What is expected:
Show all lines holding the string "JSON".

_ _ _ _ _ _ _

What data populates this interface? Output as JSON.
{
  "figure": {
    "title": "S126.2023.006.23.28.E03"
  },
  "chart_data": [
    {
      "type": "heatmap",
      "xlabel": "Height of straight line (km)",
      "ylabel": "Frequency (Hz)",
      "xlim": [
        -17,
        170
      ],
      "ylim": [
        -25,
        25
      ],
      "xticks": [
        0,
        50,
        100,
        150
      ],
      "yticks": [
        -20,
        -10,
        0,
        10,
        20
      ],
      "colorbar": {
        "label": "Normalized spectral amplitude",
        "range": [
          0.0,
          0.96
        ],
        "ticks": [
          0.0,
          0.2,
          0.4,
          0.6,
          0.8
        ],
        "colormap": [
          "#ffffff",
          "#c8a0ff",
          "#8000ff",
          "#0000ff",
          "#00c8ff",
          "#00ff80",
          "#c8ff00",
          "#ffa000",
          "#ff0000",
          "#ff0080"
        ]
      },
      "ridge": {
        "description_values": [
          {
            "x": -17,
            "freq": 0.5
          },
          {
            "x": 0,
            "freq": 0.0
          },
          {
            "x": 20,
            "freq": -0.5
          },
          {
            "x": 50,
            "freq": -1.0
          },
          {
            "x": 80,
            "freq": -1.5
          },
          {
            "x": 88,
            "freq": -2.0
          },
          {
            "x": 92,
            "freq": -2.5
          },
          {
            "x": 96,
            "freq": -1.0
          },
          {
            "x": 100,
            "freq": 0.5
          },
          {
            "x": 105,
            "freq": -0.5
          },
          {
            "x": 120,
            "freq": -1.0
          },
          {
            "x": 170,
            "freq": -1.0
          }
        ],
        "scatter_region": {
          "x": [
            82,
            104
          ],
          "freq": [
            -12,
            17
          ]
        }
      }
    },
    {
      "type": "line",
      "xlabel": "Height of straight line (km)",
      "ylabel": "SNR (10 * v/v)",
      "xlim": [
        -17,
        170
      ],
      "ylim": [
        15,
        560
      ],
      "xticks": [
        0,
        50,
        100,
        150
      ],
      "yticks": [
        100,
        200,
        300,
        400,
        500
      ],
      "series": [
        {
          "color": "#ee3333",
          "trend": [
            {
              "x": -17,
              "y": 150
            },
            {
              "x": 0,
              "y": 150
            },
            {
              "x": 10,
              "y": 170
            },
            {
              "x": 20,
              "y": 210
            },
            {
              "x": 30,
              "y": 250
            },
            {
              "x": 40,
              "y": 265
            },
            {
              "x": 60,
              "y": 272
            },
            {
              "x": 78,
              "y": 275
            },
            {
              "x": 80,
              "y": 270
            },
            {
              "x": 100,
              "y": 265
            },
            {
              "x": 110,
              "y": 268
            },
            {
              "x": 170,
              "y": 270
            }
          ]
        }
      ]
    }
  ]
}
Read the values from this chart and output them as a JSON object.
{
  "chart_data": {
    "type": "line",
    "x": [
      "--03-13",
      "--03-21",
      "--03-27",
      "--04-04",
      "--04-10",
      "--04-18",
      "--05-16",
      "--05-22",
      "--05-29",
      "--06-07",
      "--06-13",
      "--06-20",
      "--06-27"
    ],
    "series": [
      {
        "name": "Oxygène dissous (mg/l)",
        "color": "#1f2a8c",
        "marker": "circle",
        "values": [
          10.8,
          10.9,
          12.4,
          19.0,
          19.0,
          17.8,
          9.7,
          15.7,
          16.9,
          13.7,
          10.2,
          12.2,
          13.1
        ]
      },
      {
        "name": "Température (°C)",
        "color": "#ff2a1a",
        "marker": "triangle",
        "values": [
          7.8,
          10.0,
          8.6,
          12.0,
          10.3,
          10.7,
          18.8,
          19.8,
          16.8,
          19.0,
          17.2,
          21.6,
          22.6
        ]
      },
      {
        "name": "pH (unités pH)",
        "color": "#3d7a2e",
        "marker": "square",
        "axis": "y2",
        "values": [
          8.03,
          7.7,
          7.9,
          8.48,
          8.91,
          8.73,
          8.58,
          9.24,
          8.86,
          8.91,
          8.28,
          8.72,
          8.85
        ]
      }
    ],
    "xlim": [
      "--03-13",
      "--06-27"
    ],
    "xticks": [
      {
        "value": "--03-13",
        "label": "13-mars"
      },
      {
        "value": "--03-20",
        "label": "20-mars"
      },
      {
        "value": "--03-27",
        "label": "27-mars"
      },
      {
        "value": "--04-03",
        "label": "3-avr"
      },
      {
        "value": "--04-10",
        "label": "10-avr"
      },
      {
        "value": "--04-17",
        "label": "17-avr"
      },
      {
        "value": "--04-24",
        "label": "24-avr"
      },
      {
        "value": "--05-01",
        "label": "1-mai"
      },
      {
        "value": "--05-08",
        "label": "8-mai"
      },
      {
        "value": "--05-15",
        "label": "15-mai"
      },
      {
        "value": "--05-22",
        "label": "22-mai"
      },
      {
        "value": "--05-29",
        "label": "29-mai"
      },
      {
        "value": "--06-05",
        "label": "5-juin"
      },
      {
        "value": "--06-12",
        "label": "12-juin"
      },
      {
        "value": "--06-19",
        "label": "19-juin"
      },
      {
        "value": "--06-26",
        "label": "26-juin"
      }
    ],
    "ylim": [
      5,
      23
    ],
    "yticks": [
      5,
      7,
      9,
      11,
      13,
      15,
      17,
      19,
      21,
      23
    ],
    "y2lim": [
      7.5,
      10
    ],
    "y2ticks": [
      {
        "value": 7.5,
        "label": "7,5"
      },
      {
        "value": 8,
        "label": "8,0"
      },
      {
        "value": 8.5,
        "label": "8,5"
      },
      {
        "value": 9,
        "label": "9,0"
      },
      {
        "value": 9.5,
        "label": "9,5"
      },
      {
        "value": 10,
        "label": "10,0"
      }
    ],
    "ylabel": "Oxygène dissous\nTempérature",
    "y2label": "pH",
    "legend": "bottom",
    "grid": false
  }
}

_ _ _ _ _ _ _

Worked solution:
What data populates this interface? Output as JSON.
Read the values from this chart and output them as a JSON object.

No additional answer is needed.